• **Data entries**
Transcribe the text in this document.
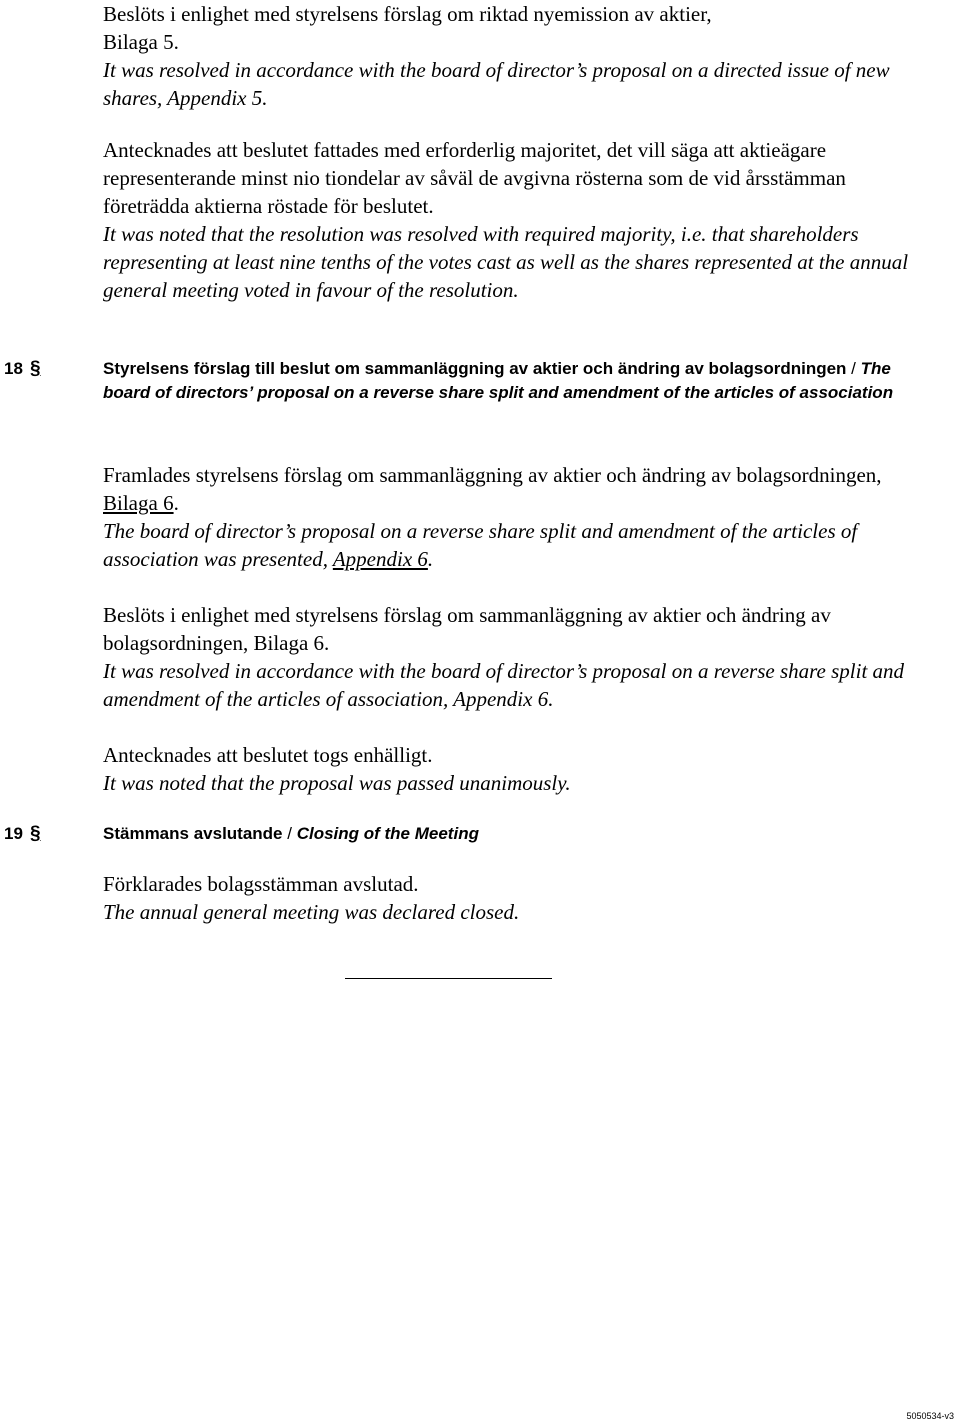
Beslöts i enlighet med styrelsens förslag om riktad nyemission av aktier,

Bilaga 5.

It was resolved in accordance with the board of director’s proposal on a directed issue of new shares, Appendix 5.

Antecknades att beslutet fattades med erforderlig majoritet, det vill säga att aktieägare representerande minst nio tiondelar av såväl de avgivna rösterna som de vid årsstämman företrädda aktierna röstade för beslutet.

It was noted that the resolution was resolved with required majority, i.e. that shareholders representing at least nine tenths of the votes cast as well as the shares represented at the annual general meeting voted in favour of the resolution.

18 §	Styrelsens förslag till beslut om sammanläggning av aktier och ändring av bolagsordningen / The board of directors’ proposal on a reverse share split and amendment of the articles of association

Framlades styrelsens förslag om sammanläggning av aktier och ändring av bolagsordningen, Bilaga 6.

The board of director’s proposal on a reverse share split and amendment of the articles of association was presented, Appendix 6.

Beslöts i enlighet med styrelsens förslag om sammanläggning av aktier och ändring av bolagsordningen, Bilaga 6.

It was resolved in accordance with the board of director’s proposal on a reverse share split and amendment of the articles of association, Appendix 6.

Antecknades att beslutet togs enhälligt.

It was noted that the proposal was passed unanimously.

19 §	Stämmans avslutande / Closing of the Meeting

Förklarades bolagsstämman avslutad.

The annual general meeting was declared closed.

5050534-v3
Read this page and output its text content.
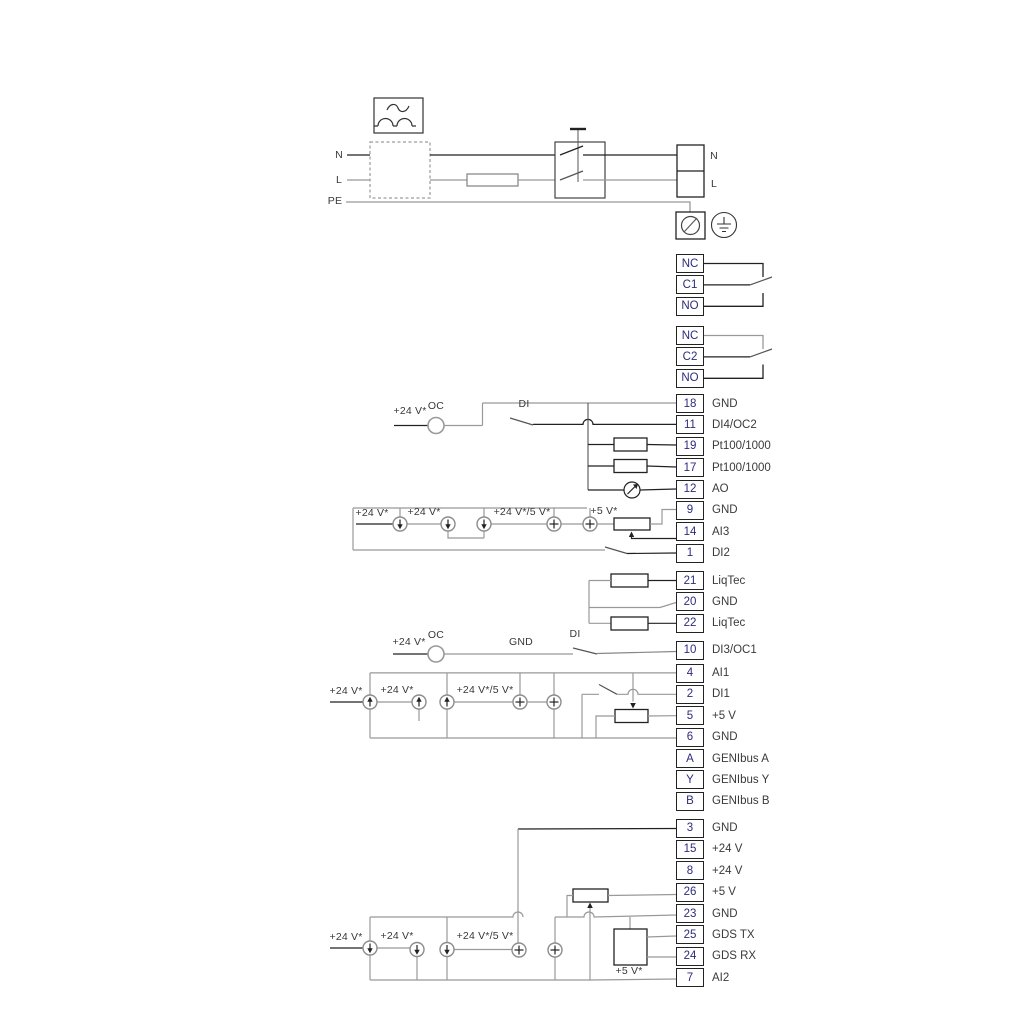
N
L
PE
N
L
+24 V* OC	DI
+24 V* +24 V*	+24 V*/5 V*	+5 V*
+24 V*
OC
GND
DI
+24 V* +24 V*	+24 V*/5 V*
+24 V* +24 V*	+24 V*/5 V*
+5 V*
NC
C1
NO
NC
C2
NO
18	GND
11	DI4/OC2
19	Pt100/1000
17	Pt100/1000
12	AO
9	GND
14	AI3
1	DI2
21	LiqTec
20	GND
22	LiqTec
10	DI3/OC1
4	AI1
2	DI1
5	+5 V
6	GND
A	GENIbus A
Y	GENIbus Y
B	GENIbus B
3	GND
15	+24 V
8	+24 V
26	+5 V
23	GND
25	GDS TX
24	GDS RX
7	AI2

• **SHORT EXERCISE**
Output the records above exactly; leave out the pictures.

• **COMPLETED TASK**
Transcribe the text in this document.
Beslöts i enlighet med styrelsens förslag om riktad nyemission av aktier,

Bilaga 5.

It was resolved in accordance with the board of director’s proposal on a directed issue of new shares, Appendix 5.

Antecknades att beslutet fattades med erforderlig majoritet, det vill säga att aktieägare representerande minst nio tiondelar av såväl de avgivna rösterna som de vid årsstämman företrädda aktierna röstade för beslutet.

It was noted that the resolution was resolved with required majority, i.e. that shareholders representing at least nine tenths of the votes cast as well as the shares represented at the annual general meeting voted in favour of the resolution.

18 §	Styrelsens förslag till beslut om sammanläggning av aktier och ändring av bolagsordningen / The board of directors’ proposal on a reverse share split and amendment of the articles of association

Framlades styrelsens förslag om sammanläggning av aktier och ändring av bolagsordningen, Bilaga 6.

The board of director’s proposal on a reverse share split and amendment of the articles of association was presented, Appendix 6.

Beslöts i enlighet med styrelsens förslag om sammanläggning av aktier och ändring av bolagsordningen, Bilaga 6.

It was resolved in accordance with the board of director’s proposal on a reverse share split and amendment of the articles of association, Appendix 6.

Antecknades att beslutet togs enhälligt.

It was noted that the proposal was passed unanimously.

19 §	Stämmans avslutande / Closing of the Meeting

Förklarades bolagsstämman avslutad.

The annual general meeting was declared closed.

5050534-v3
Read this page and output its text content.
N
L
PE
N
L
+24 V* OC	DI
+24 V* +24 V*	+24 V*/5 V*	+5 V*
+24 V*
OC
GND
DI
+24 V* +24 V*	+24 V*/5 V*
+24 V* +24 V*	+24 V*/5 V*
+5 V*
NC
C1
NO
NC
C2
NO
18	GND
11	DI4/OC2
19	Pt100/1000
17	Pt100/1000
12	AO
9	GND
14	AI3
1	DI2
21	LiqTec
20	GND
22	LiqTec
10	DI3/OC1
4	AI1
2	DI1
5	+5 V
6	GND
A	GENIbus A
Y	GENIbus Y
B	GENIbus B
3	GND
15	+24 V
8	+24 V
26	+5 V
23	GND
25	GDS TX
24	GDS RX
7	AI2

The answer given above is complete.